RAW RECORDS
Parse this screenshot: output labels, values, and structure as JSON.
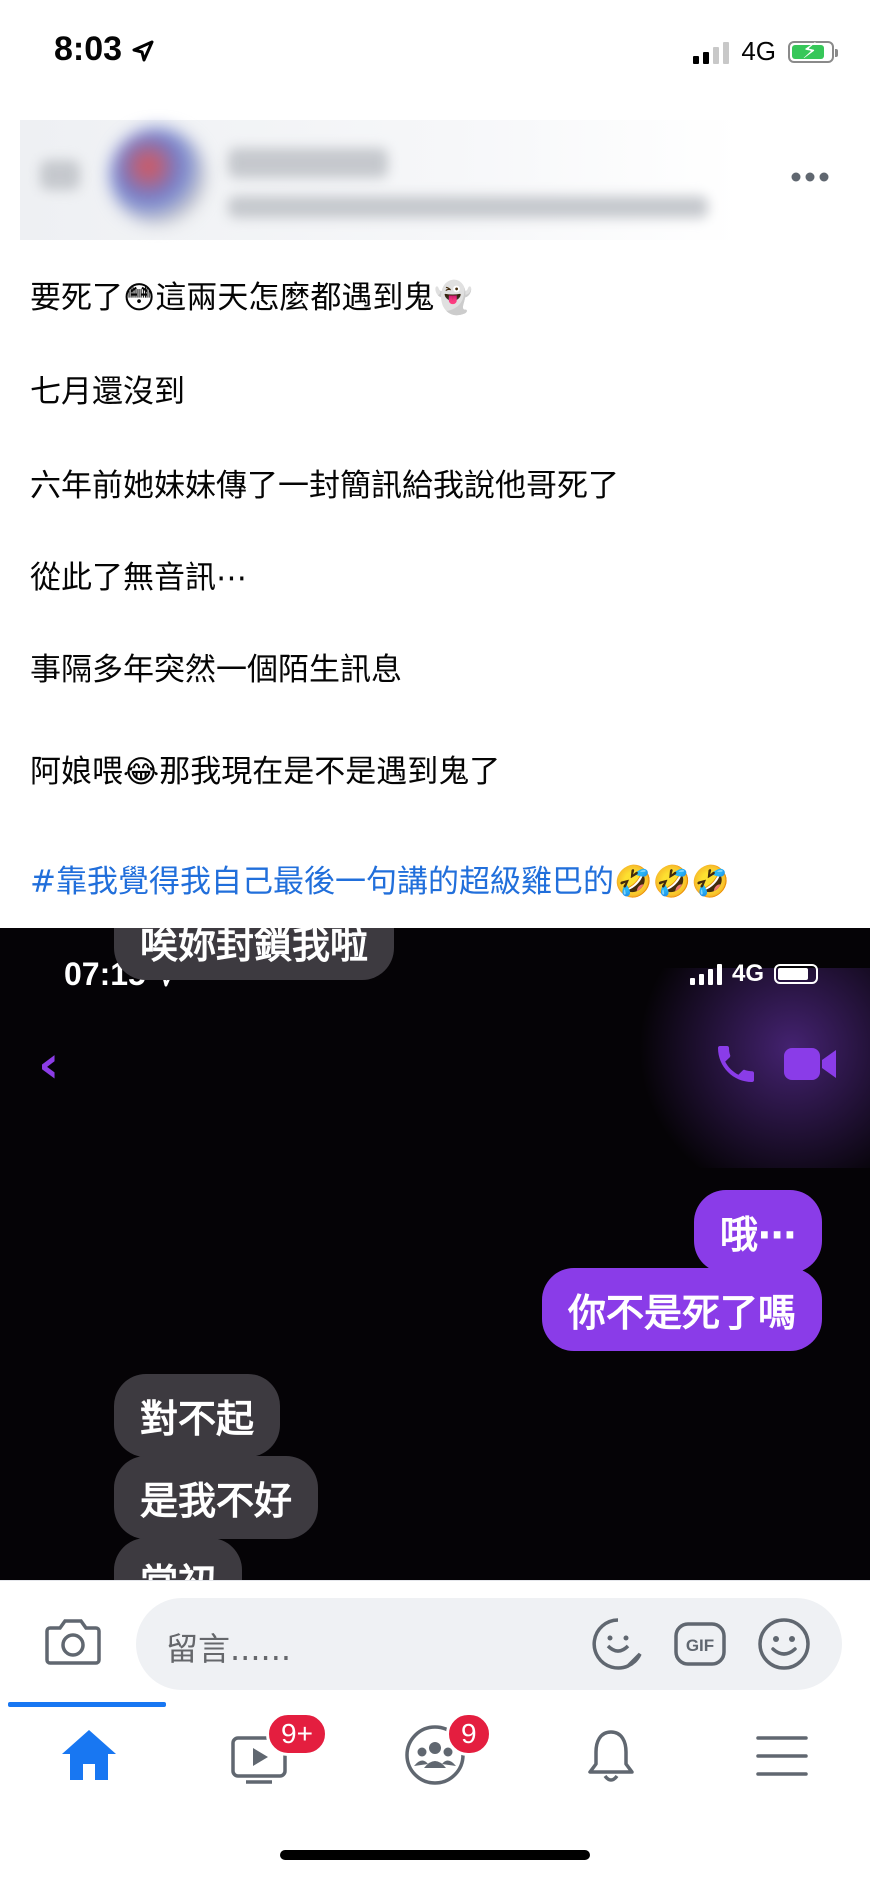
{
  "status_bar": {
    "time": "8:03",
    "network": "4G"
  },
  "post": {
    "lines": [
      "要死了😳這兩天怎麼都遇到鬼👻",
      "七月還沒到",
      "六年前她妹妹傳了一封簡訊給我說他哥死了",
      "從此了無音訊⋯",
      "事隔多年突然一個陌生訊息",
      "阿娘喂😂那我現在是不是遇到鬼了"
    ],
    "hashtag": "#靠我覺得我自己最後一句講的超級雞巴的🤣🤣🤣"
  },
  "embedded_screenshot": {
    "time": "07:15",
    "network": "4G",
    "messages": [
      {
        "side": "left",
        "text": "唉妳封鎖我啦"
      },
      {
        "side": "right",
        "text": "哦⋯"
      },
      {
        "side": "right",
        "text": "你不是死了嗎"
      },
      {
        "side": "left",
        "text": "對不起"
      },
      {
        "side": "left",
        "text": "是我不好"
      },
      {
        "side": "left",
        "text": "當初"
      }
    ]
  },
  "comment_bar": {
    "placeholder": "留言......"
  },
  "nav": {
    "watch_badge": "9+",
    "groups_badge": "9",
    "accent": "#1877f2"
  }
}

REQUIREMENT
In the entries above, some lines may contain the string "text"; report how many, without additional comment.

THE ANSWER
6